* [The exercise] Write every entry out again exactly, please, and skip the pictures.

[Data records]
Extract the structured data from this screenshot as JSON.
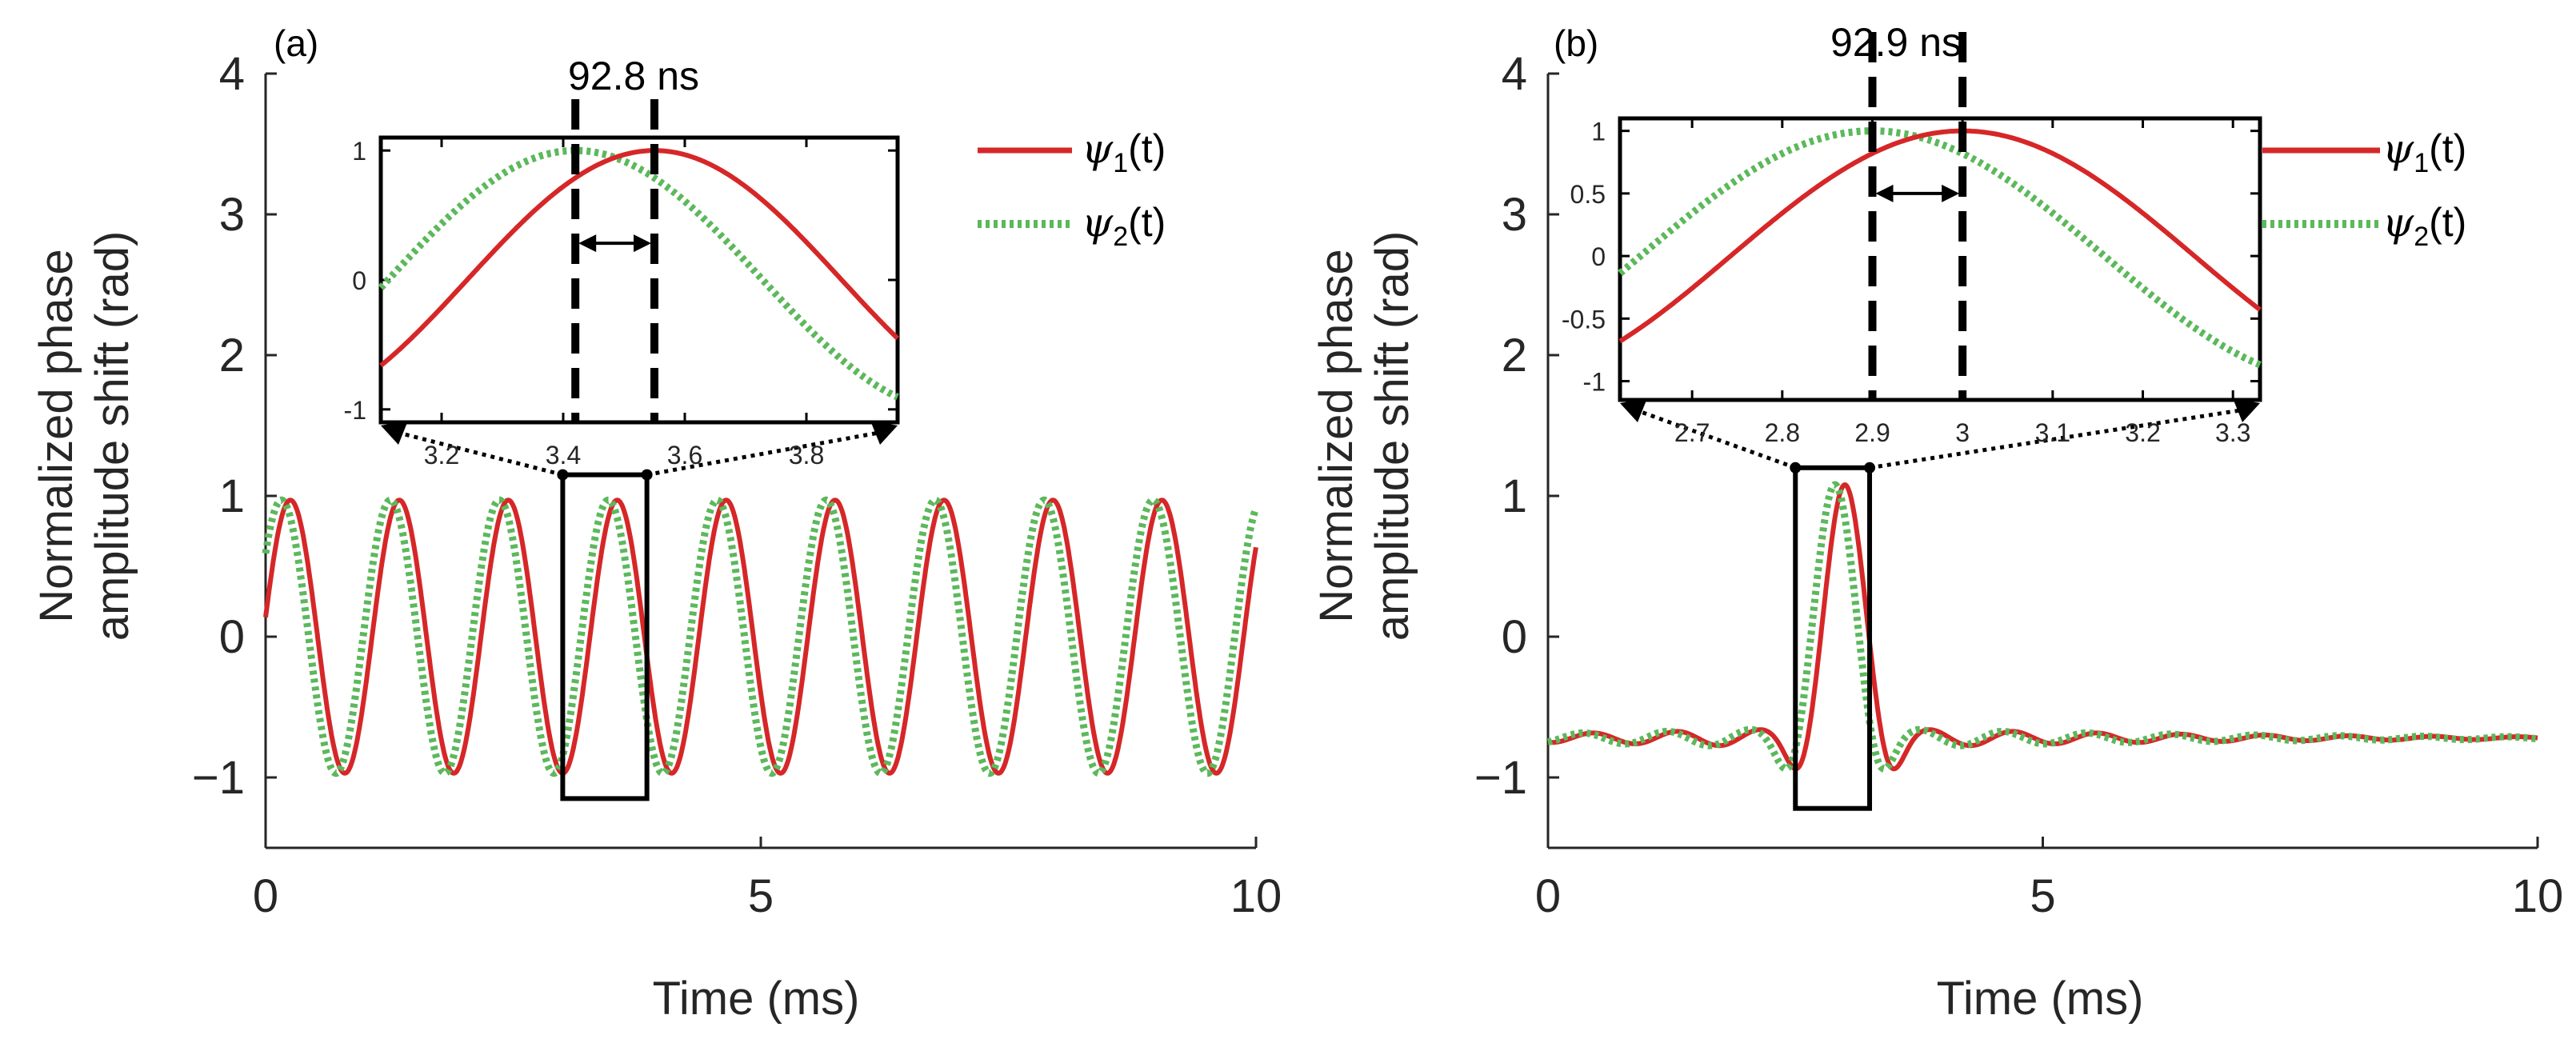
{
  "colors": {
    "psi1": "#d62728",
    "psi2": "#5cb85c",
    "axis": "#262626"
  },
  "chart_data": [
    {
      "panel": "(a)",
      "type": "line",
      "title": "",
      "xlabel": "Time (ms)",
      "ylabel_line1": "Normalized phase",
      "ylabel_line2": "amplitude shift (rad)",
      "xlim": [
        0,
        10
      ],
      "ylim": [
        -1.5,
        4
      ],
      "xticks": [
        0,
        5,
        10
      ],
      "yticks": [
        -1,
        0,
        1,
        2,
        3,
        4
      ],
      "xtick_labels": [
        "0",
        "5",
        "10"
      ],
      "ytick_labels": [
        "−1",
        "0",
        "1",
        "2",
        "3",
        "4"
      ],
      "series": [
        {
          "name": "psi1",
          "model": "sine",
          "amplitude": 0.97,
          "period_ms": 1.1,
          "peak_ms": 3.55,
          "offset": 0
        },
        {
          "name": "psi2",
          "model": "sine",
          "amplitude": 0.97,
          "period_ms": 1.1,
          "peak_ms": 3.46,
          "offset": 0
        }
      ],
      "zoom_box": {
        "x": [
          3.0,
          3.85
        ],
        "y": [
          -1.15,
          1.15
        ]
      },
      "inset": {
        "xlim": [
          3.1,
          3.95
        ],
        "ylim": [
          -1.1,
          1.1
        ],
        "xticks": [
          3.2,
          3.4,
          3.6,
          3.8
        ],
        "xtick_labels": [
          "3.2",
          "3.4",
          "3.6",
          "3.8"
        ],
        "yticks": [
          -1,
          0,
          1
        ],
        "ytick_labels": [
          "-1",
          "0",
          "1"
        ],
        "markers": [
          3.42,
          3.55
        ],
        "delay_label": "92.8 ns"
      },
      "legend": {
        "location": "top-right",
        "entries": [
          "psi1",
          "psi2"
        ]
      }
    },
    {
      "panel": "(b)",
      "type": "line",
      "title": "",
      "xlabel": "Time (ms)",
      "ylabel_line1": "Normalized phase",
      "ylabel_line2": "amplitude shift (rad)",
      "xlim": [
        0,
        10
      ],
      "ylim": [
        -1.5,
        4
      ],
      "xticks": [
        0,
        5,
        10
      ],
      "yticks": [
        -1,
        0,
        1,
        2,
        3,
        4
      ],
      "xtick_labels": [
        "0",
        "5",
        "10"
      ],
      "ytick_labels": [
        "−1",
        "0",
        "1",
        "2",
        "3",
        "4"
      ],
      "series": [
        {
          "name": "psi1",
          "model": "pulse",
          "baseline": -0.72,
          "ripple": 0.08,
          "ripple_period_ms": 0.85,
          "pulse_peak": 1.0,
          "pulse_center_ms": 3.0,
          "pulse_width_ms": 0.28
        },
        {
          "name": "psi2",
          "model": "pulse",
          "baseline": -0.72,
          "ripple": 0.08,
          "ripple_period_ms": 0.85,
          "pulse_peak": 1.0,
          "pulse_center_ms": 2.9,
          "pulse_width_ms": 0.28
        }
      ],
      "zoom_box": {
        "x": [
          2.5,
          3.25
        ],
        "y": [
          -1.22,
          1.2
        ]
      },
      "inset": {
        "xlim": [
          2.62,
          3.33
        ],
        "ylim": [
          -1.15,
          1.1
        ],
        "xticks": [
          2.7,
          2.8,
          2.9,
          3.0,
          3.1,
          3.2,
          3.3
        ],
        "xtick_labels": [
          "2.7",
          "2.8",
          "2.9",
          "3",
          "3.1",
          "3.2",
          "3.3"
        ],
        "yticks": [
          -1,
          -0.5,
          0,
          0.5,
          1
        ],
        "ytick_labels": [
          "-1",
          "-0.5",
          "0",
          "0.5",
          "1"
        ],
        "markers": [
          2.9,
          3.0
        ],
        "delay_label": "92.9 ns"
      },
      "legend": {
        "location": "top-right",
        "entries": [
          "psi1",
          "psi2"
        ]
      }
    }
  ],
  "legend_labels": {
    "psi1_symbol": "ψ",
    "psi1_sub": "1",
    "psi1_suffix": "(t)",
    "psi2_symbol": "ψ",
    "psi2_sub": "2",
    "psi2_suffix": "(t)"
  }
}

* [Response to the exercise]
Extract the structured data from this screenshot as JSON.
{
  "colors": {
    "psi1": "#d62728",
    "psi2": "#5cb85c",
    "axis": "#262626"
  },
  "chart_data": [
    {
      "panel": "(a)",
      "type": "line",
      "title": "",
      "xlabel": "Time (ms)",
      "ylabel_line1": "Normalized phase",
      "ylabel_line2": "amplitude shift (rad)",
      "xlim": [
        0,
        10
      ],
      "ylim": [
        -1.5,
        4
      ],
      "xticks": [
        0,
        5,
        10
      ],
      "yticks": [
        -1,
        0,
        1,
        2,
        3,
        4
      ],
      "xtick_labels": [
        "0",
        "5",
        "10"
      ],
      "ytick_labels": [
        "−1",
        "0",
        "1",
        "2",
        "3",
        "4"
      ],
      "series": [
        {
          "name": "psi1",
          "model": "sine",
          "amplitude": 0.97,
          "period_ms": 1.1,
          "peak_ms": 3.55,
          "offset": 0
        },
        {
          "name": "psi2",
          "model": "sine",
          "amplitude": 0.97,
          "period_ms": 1.1,
          "peak_ms": 3.46,
          "offset": 0
        }
      ],
      "zoom_box": {
        "x": [
          3.0,
          3.85
        ],
        "y": [
          -1.15,
          1.15
        ]
      },
      "inset": {
        "xlim": [
          3.1,
          3.95
        ],
        "ylim": [
          -1.1,
          1.1
        ],
        "xticks": [
          3.2,
          3.4,
          3.6,
          3.8
        ],
        "xtick_labels": [
          "3.2",
          "3.4",
          "3.6",
          "3.8"
        ],
        "yticks": [
          -1,
          0,
          1
        ],
        "ytick_labels": [
          "-1",
          "0",
          "1"
        ],
        "markers": [
          3.42,
          3.55
        ],
        "delay_label": "92.8 ns"
      },
      "legend": {
        "location": "top-right",
        "entries": [
          "psi1",
          "psi2"
        ]
      }
    },
    {
      "panel": "(b)",
      "type": "line",
      "title": "",
      "xlabel": "Time (ms)",
      "ylabel_line1": "Normalized phase",
      "ylabel_line2": "amplitude shift (rad)",
      "xlim": [
        0,
        10
      ],
      "ylim": [
        -1.5,
        4
      ],
      "xticks": [
        0,
        5,
        10
      ],
      "yticks": [
        -1,
        0,
        1,
        2,
        3,
        4
      ],
      "xtick_labels": [
        "0",
        "5",
        "10"
      ],
      "ytick_labels": [
        "−1",
        "0",
        "1",
        "2",
        "3",
        "4"
      ],
      "series": [
        {
          "name": "psi1",
          "model": "pulse",
          "baseline": -0.72,
          "ripple": 0.08,
          "ripple_period_ms": 0.85,
          "pulse_peak": 1.0,
          "pulse_center_ms": 3.0,
          "pulse_width_ms": 0.28
        },
        {
          "name": "psi2",
          "model": "pulse",
          "baseline": -0.72,
          "ripple": 0.08,
          "ripple_period_ms": 0.85,
          "pulse_peak": 1.0,
          "pulse_center_ms": 2.9,
          "pulse_width_ms": 0.28
        }
      ],
      "zoom_box": {
        "x": [
          2.5,
          3.25
        ],
        "y": [
          -1.22,
          1.2
        ]
      },
      "inset": {
        "xlim": [
          2.62,
          3.33
        ],
        "ylim": [
          -1.15,
          1.1
        ],
        "xticks": [
          2.7,
          2.8,
          2.9,
          3.0,
          3.1,
          3.2,
          3.3
        ],
        "xtick_labels": [
          "2.7",
          "2.8",
          "2.9",
          "3",
          "3.1",
          "3.2",
          "3.3"
        ],
        "yticks": [
          -1,
          -0.5,
          0,
          0.5,
          1
        ],
        "ytick_labels": [
          "-1",
          "-0.5",
          "0",
          "0.5",
          "1"
        ],
        "markers": [
          2.9,
          3.0
        ],
        "delay_label": "92.9 ns"
      },
      "legend": {
        "location": "top-right",
        "entries": [
          "psi1",
          "psi2"
        ]
      }
    }
  ],
  "legend_labels": {
    "psi1_symbol": "ψ",
    "psi1_sub": "1",
    "psi1_suffix": "(t)",
    "psi2_symbol": "ψ",
    "psi2_sub": "2",
    "psi2_suffix": "(t)"
  }
}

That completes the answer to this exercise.